▶ _Written instruction_:
Every line with the string "JSON" should be gathered.

Stored entries:
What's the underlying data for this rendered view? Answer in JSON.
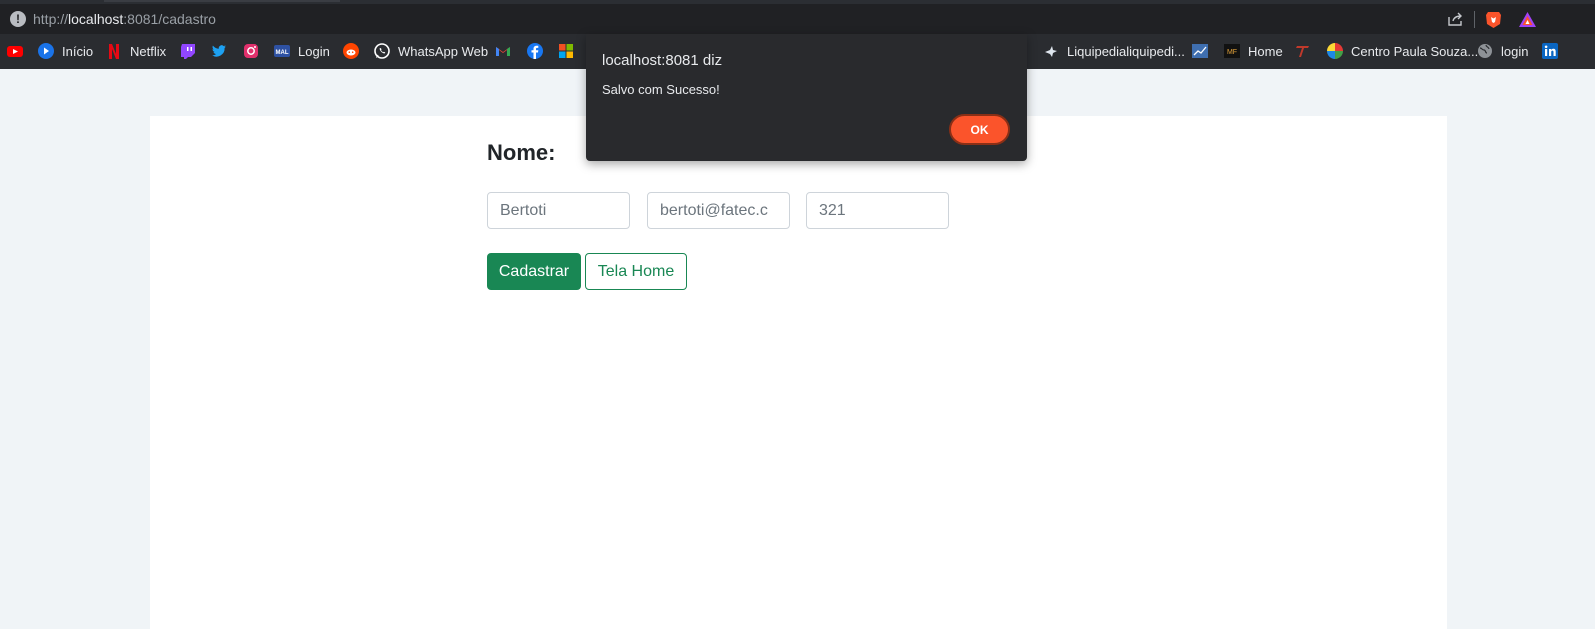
{
  "browser": {
    "url_scheme": "http://",
    "url_host": "localhost",
    "url_rest": ":8081/cadastro",
    "bookmarks": [
      {
        "label": "",
        "icon": "youtube-icon"
      },
      {
        "label": "Início",
        "icon": "play-icon"
      },
      {
        "label": "Netflix",
        "icon": "netflix-icon"
      },
      {
        "label": "",
        "icon": "twitch-icon"
      },
      {
        "label": "",
        "icon": "twitter-icon"
      },
      {
        "label": "",
        "icon": "instagram-icon"
      },
      {
        "label": "Login",
        "icon": "mal-icon"
      },
      {
        "label": "",
        "icon": "reddit-icon"
      },
      {
        "label": "WhatsApp Web",
        "icon": "whatsapp-icon"
      },
      {
        "label": "",
        "icon": "gmail-icon"
      },
      {
        "label": "",
        "icon": "facebook-icon"
      },
      {
        "label": "",
        "icon": "microsoft-icon"
      },
      {
        "label": "Liquipedialiquipedi...",
        "icon": "liquipedia-icon"
      },
      {
        "label": "",
        "icon": "chart-bookmark-icon"
      },
      {
        "label": "Home",
        "icon": "mf-icon"
      },
      {
        "label": "",
        "icon": "t-logo-icon"
      },
      {
        "label": "Centro Paula Souza...",
        "icon": "cps-icon"
      },
      {
        "label": "login",
        "icon": "globe-icon"
      },
      {
        "label": "",
        "icon": "linkedin-icon"
      }
    ]
  },
  "form": {
    "title": "Nome:",
    "name_value": "Bertoti",
    "email_value": "bertoti@fatec.c",
    "number_value": "321",
    "submit_label": "Cadastrar",
    "home_label": "Tela Home"
  },
  "dialog": {
    "title": "localhost:8081 diz",
    "message": "Salvo com Sucesso!",
    "ok_label": "OK"
  },
  "colors": {
    "accent_green": "#198754",
    "dialog_button": "#fb542b"
  }
}
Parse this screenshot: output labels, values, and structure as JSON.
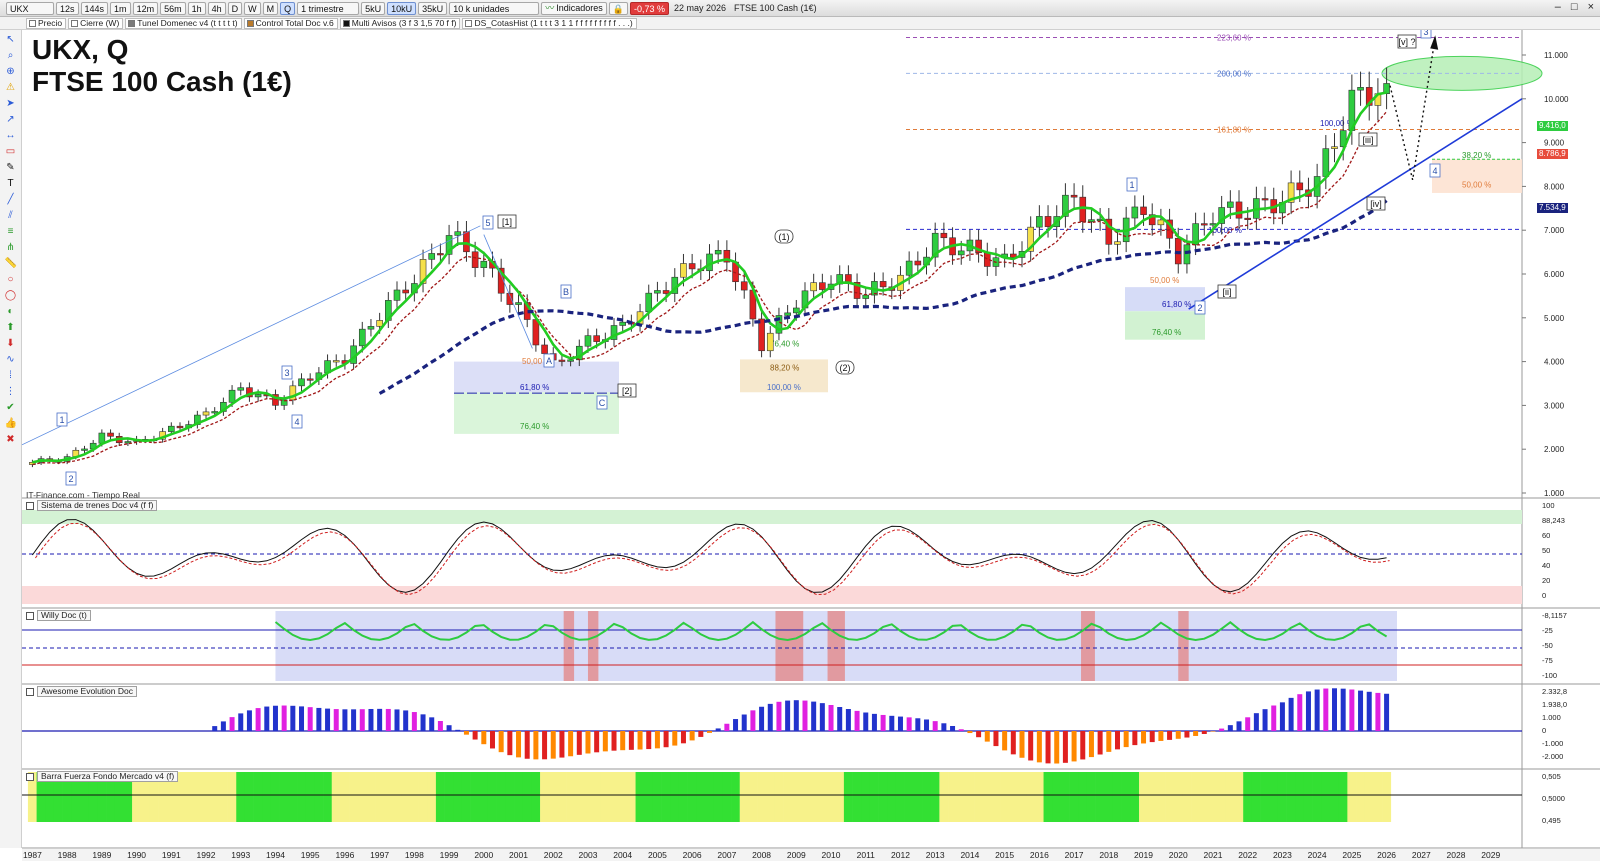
{
  "toolbar": {
    "symbol": "UKX",
    "timeframes": [
      "12s",
      "144s",
      "1m",
      "12m",
      "56m",
      "1h",
      "4h",
      "D",
      "W",
      "M",
      "Q"
    ],
    "active_timeframe": "Q",
    "period": "1 trimestre",
    "units": [
      "5kU",
      "10kU",
      "35kU"
    ],
    "active_unit": "10kU",
    "unit_select": "10 k unidades",
    "indicators_label": "Indicadores",
    "change": "-0,73 %",
    "date": "22 may 2026",
    "instrument": "FTSE 100 Cash (1€)"
  },
  "indicator_bar": [
    {
      "label": "Precio",
      "color": "#ffffff"
    },
    {
      "label": "Cierre (W)",
      "color": "#ffffff"
    },
    {
      "label": "Tunel Domenec v4 (t t t t t)",
      "color": "#7a7a7a"
    },
    {
      "label": "Control Total Doc v.6",
      "color": "#b97a2a"
    },
    {
      "label": "Multi Avisos (3 f 3 1,5 70 f f)",
      "color": "#111111"
    },
    {
      "label": "DS_CotasHist (1 t t t 3 1 1 f f f f f f f f f . . .)",
      "color": "#ffffff"
    }
  ],
  "title_line1": "UKX, Q",
  "title_line2": "FTSE 100 Cash (1€)",
  "source": "IT-Finance.com - Tiempo Real",
  "price_axis_labels": [
    "11.000",
    "10.000",
    "9.000",
    "8.000",
    "7.000",
    "6.000",
    "5.000",
    "4.000",
    "3.000",
    "2.000",
    "1.000"
  ],
  "price_tags": [
    {
      "text": "9.416,0",
      "color": "#2ecc40"
    },
    {
      "text": "8.786,9",
      "color": "#e74c3c"
    },
    {
      "text": "7.534,9",
      "color": "#1a237e"
    }
  ],
  "fib_labels": {
    "top": [
      "223,60 %",
      "200,00 %",
      "161,80 %",
      "100,00 %",
      "38,20 %",
      "50,00 %"
    ],
    "mid_2020": [
      "100,00 %",
      "50,00 %",
      "61,80 %",
      "76,40 %"
    ],
    "mid_2008": [
      "76,40 %",
      "88,20 %",
      "100,00 %"
    ],
    "low_2002": [
      "50,00 %",
      "61,80 %",
      "76,40 %"
    ]
  },
  "wave_labels": {
    "boxed": [
      "1",
      "2",
      "3",
      "4",
      "5",
      "A",
      "B",
      "C",
      "1",
      "2",
      "3",
      "4"
    ],
    "bracket": [
      "[1]",
      "[2]",
      "[ii]",
      "[iii]",
      "[iv]",
      "[v] ?"
    ],
    "paren": [
      "(1)",
      "(2)"
    ]
  },
  "panels": [
    {
      "name": "Sistema de trenes Doc v4 (f f)",
      "axis": [
        "100",
        "88,243",
        "60",
        "50",
        "40",
        "20",
        "0"
      ]
    },
    {
      "name": "Willy Doc (t)",
      "axis": [
        "-8,1157",
        "-25",
        "-50",
        "-75",
        "-100"
      ]
    },
    {
      "name": "Awesome Evolution Doc",
      "axis": [
        "2.332,8",
        "1.938,0",
        "1.000",
        "0",
        "-1.000",
        "-2.000"
      ]
    },
    {
      "name": "Barra Fuerza Fondo Mercado v4 (f)",
      "axis": [
        "0,505",
        "0,5000",
        "0,495"
      ]
    }
  ],
  "years": [
    "1987",
    "1988",
    "1989",
    "1990",
    "1991",
    "1992",
    "1993",
    "1994",
    "1995",
    "1996",
    "1997",
    "1998",
    "1999",
    "2000",
    "2001",
    "2002",
    "2003",
    "2004",
    "2005",
    "2006",
    "2007",
    "2008",
    "2009",
    "2010",
    "2011",
    "2012",
    "2013",
    "2014",
    "2015",
    "2016",
    "2017",
    "2018",
    "2019",
    "2020",
    "2021",
    "2022",
    "2023",
    "2024",
    "2025",
    "2026",
    "2027",
    "2028",
    "2029"
  ],
  "colors": {
    "up_candle": "#2ecc40",
    "down_candle": "#e02020",
    "neutral_candle": "#f5e04a",
    "fast_ma": "#22cc22",
    "slow_ma": "#b22222",
    "long_ma": "#1a237e",
    "trendline": "#1f3bd8"
  },
  "chart_data": {
    "type": "candlestick",
    "title": "UKX, Q — FTSE 100 Cash (1€)",
    "ylim": [
      1000,
      11500
    ],
    "quarterly_close_approx": [
      {
        "x": "1987",
        "y": 1700
      },
      {
        "x": "1988",
        "y": 1800
      },
      {
        "x": "1989",
        "y": 2300
      },
      {
        "x": "1990",
        "y": 2150
      },
      {
        "x": "1991",
        "y": 2450
      },
      {
        "x": "1992",
        "y": 2800
      },
      {
        "x": "1993",
        "y": 3400
      },
      {
        "x": "1994",
        "y": 3050
      },
      {
        "x": "1995",
        "y": 3700
      },
      {
        "x": "1996",
        "y": 4100
      },
      {
        "x": "1997",
        "y": 5100
      },
      {
        "x": "1998",
        "y": 5900
      },
      {
        "x": "1999",
        "y": 6900
      },
      {
        "x": "2000",
        "y": 6200
      },
      {
        "x": "2001",
        "y": 5200
      },
      {
        "x": "2002",
        "y": 3900
      },
      {
        "x": "2003",
        "y": 4450
      },
      {
        "x": "2004",
        "y": 4800
      },
      {
        "x": "2005",
        "y": 5600
      },
      {
        "x": "2006",
        "y": 6200
      },
      {
        "x": "2007",
        "y": 6450
      },
      {
        "x": "2008",
        "y": 4400
      },
      {
        "x": "2009",
        "y": 5400
      },
      {
        "x": "2010",
        "y": 5900
      },
      {
        "x": "2011",
        "y": 5550
      },
      {
        "x": "2012",
        "y": 5900
      },
      {
        "x": "2013",
        "y": 6750
      },
      {
        "x": "2014",
        "y": 6550
      },
      {
        "x": "2015",
        "y": 6250
      },
      {
        "x": "2016",
        "y": 7150
      },
      {
        "x": "2017",
        "y": 7700
      },
      {
        "x": "2018",
        "y": 6750
      },
      {
        "x": "2019",
        "y": 7550
      },
      {
        "x": "2020",
        "y": 6450
      },
      {
        "x": "2021",
        "y": 7400
      },
      {
        "x": "2022",
        "y": 7450
      },
      {
        "x": "2023",
        "y": 7700
      },
      {
        "x": "2024",
        "y": 8150
      },
      {
        "x": "2025",
        "y": 9950
      },
      {
        "x": "2026",
        "y": 10350
      }
    ],
    "projection": [
      {
        "x": "2026",
        "y": 10350
      },
      {
        "x": "2026.6",
        "y": 8400
      },
      {
        "x": "2027.5",
        "y": 11400
      }
    ]
  }
}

▶ _Solution to the exercise_:
What's the underlying data for this rendered view? Answer in JSON.
Parse this screenshot: output labels, values, and structure as JSON.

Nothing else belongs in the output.